**Task brief:**
Go through each line of the records below and count those with the word "color"; give only the total.

**Available records:**

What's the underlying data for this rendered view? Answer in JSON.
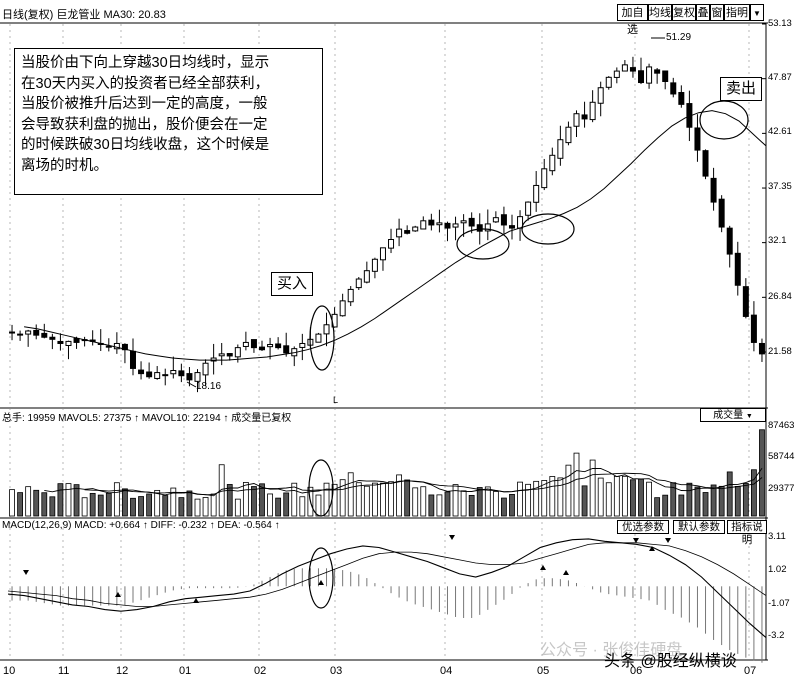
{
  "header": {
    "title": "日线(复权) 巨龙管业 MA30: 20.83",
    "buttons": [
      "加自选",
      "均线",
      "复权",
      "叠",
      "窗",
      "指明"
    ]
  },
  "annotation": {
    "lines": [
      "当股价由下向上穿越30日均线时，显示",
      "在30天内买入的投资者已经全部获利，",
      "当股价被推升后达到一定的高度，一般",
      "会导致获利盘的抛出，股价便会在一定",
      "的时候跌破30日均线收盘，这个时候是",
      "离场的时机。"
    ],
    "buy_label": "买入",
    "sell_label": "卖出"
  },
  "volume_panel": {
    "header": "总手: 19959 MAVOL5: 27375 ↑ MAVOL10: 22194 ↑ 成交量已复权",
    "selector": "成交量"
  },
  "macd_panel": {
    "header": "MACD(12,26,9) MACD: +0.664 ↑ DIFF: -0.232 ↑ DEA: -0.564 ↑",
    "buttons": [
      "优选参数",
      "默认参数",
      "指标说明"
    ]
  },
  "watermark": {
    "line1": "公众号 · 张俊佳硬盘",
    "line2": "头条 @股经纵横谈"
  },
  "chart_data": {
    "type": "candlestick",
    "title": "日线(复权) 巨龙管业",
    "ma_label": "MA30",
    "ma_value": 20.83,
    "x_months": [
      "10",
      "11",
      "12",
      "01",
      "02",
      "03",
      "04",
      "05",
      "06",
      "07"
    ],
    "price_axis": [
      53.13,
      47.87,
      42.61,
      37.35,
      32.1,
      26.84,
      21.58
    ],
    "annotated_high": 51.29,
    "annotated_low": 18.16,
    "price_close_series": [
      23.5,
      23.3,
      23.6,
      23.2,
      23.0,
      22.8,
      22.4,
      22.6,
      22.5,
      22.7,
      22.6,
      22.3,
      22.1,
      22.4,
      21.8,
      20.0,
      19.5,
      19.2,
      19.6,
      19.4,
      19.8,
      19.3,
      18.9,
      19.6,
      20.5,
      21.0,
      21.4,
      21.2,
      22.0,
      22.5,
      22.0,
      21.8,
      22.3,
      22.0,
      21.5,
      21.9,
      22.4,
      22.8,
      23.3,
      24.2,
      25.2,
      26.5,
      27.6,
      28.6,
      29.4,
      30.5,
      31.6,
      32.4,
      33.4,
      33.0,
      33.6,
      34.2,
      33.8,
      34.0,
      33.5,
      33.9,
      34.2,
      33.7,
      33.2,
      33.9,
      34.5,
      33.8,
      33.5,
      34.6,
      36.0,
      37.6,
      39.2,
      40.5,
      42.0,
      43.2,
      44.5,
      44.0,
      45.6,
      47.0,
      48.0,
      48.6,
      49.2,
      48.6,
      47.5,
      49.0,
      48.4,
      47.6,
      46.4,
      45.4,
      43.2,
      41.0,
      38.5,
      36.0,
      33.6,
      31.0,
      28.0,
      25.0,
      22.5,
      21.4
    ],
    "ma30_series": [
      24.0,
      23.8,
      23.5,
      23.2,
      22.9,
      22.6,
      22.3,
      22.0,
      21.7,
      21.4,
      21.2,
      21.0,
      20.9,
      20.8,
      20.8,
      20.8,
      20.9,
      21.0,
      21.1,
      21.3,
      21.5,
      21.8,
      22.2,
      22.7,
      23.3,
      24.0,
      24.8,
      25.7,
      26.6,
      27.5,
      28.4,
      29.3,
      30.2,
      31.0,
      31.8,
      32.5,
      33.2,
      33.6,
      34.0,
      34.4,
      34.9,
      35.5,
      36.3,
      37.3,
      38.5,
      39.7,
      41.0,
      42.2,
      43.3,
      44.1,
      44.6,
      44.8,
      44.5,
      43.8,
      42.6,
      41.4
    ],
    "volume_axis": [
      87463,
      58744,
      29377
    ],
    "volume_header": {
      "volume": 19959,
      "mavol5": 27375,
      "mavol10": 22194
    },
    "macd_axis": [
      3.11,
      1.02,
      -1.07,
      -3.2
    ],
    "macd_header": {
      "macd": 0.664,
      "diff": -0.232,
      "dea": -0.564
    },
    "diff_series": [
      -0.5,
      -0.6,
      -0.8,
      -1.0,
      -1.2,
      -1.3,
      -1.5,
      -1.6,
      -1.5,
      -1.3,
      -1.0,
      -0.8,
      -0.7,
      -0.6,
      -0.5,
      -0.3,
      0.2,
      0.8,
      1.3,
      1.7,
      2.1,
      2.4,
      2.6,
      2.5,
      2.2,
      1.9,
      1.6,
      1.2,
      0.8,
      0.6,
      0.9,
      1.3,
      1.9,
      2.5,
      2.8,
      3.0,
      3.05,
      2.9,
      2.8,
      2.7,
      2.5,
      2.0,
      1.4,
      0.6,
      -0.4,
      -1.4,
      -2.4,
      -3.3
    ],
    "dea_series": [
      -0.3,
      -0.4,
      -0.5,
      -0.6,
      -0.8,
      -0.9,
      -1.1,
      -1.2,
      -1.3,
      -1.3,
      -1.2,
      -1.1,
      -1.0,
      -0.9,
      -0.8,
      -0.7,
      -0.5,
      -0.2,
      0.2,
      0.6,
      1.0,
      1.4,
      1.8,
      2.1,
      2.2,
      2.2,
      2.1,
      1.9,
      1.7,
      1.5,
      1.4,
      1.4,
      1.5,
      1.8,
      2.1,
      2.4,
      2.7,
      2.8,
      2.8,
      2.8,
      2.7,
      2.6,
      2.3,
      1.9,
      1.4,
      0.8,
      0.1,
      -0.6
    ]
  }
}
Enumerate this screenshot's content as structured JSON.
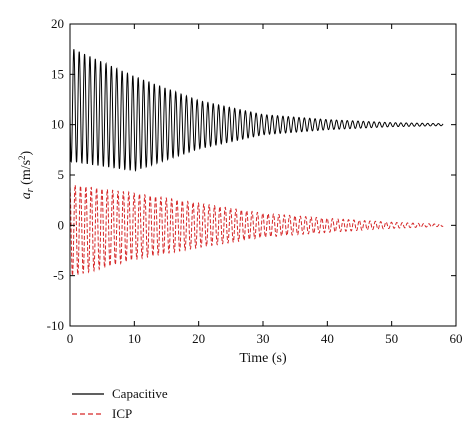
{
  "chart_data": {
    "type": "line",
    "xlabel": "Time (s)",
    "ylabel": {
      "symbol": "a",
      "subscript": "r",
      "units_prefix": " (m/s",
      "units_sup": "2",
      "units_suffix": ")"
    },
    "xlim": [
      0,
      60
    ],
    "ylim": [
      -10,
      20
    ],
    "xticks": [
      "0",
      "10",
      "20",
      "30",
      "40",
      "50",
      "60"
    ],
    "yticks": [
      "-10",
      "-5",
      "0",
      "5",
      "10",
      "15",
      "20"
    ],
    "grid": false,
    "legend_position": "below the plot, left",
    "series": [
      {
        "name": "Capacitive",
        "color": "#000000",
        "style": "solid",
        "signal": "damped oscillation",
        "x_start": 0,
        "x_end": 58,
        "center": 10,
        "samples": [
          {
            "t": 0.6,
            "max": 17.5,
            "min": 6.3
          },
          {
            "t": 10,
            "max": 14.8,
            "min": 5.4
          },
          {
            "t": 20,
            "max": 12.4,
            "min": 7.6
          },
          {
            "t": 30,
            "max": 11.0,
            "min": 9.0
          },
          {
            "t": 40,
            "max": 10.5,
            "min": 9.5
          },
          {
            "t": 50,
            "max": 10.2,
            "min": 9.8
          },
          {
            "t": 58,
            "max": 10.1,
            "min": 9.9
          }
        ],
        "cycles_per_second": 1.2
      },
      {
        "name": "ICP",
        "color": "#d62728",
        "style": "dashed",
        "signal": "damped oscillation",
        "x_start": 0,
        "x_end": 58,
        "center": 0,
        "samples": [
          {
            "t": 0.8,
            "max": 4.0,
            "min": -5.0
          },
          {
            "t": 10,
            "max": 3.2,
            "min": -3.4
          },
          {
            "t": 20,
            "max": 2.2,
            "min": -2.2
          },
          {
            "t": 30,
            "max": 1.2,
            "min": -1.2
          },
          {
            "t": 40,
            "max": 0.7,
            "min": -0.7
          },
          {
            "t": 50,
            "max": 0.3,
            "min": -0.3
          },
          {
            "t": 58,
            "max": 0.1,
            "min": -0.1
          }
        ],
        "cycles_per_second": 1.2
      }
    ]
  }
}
---
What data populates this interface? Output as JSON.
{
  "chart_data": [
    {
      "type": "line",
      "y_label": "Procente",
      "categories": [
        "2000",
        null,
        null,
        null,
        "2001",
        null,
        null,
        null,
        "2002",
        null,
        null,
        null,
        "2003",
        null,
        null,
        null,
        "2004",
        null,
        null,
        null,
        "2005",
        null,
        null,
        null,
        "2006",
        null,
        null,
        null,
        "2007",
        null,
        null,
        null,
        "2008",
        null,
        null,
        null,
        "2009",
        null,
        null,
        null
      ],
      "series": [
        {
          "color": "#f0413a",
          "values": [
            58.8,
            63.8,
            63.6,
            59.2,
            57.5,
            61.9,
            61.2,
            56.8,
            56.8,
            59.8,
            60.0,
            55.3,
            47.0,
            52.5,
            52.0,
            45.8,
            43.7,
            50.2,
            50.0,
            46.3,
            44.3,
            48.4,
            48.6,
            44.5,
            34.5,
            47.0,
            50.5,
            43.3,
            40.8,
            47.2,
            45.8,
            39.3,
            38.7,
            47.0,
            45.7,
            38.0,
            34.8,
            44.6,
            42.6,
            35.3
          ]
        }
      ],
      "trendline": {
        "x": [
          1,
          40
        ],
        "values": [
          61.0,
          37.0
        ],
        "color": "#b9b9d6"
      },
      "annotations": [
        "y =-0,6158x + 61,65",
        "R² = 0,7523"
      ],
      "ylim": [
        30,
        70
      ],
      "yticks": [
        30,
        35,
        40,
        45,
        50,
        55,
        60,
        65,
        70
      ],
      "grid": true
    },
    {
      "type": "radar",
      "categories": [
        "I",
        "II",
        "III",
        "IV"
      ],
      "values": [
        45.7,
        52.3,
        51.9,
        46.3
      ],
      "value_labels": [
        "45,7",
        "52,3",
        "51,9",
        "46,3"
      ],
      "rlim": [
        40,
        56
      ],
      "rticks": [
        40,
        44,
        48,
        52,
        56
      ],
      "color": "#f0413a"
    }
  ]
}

**Written response:**
5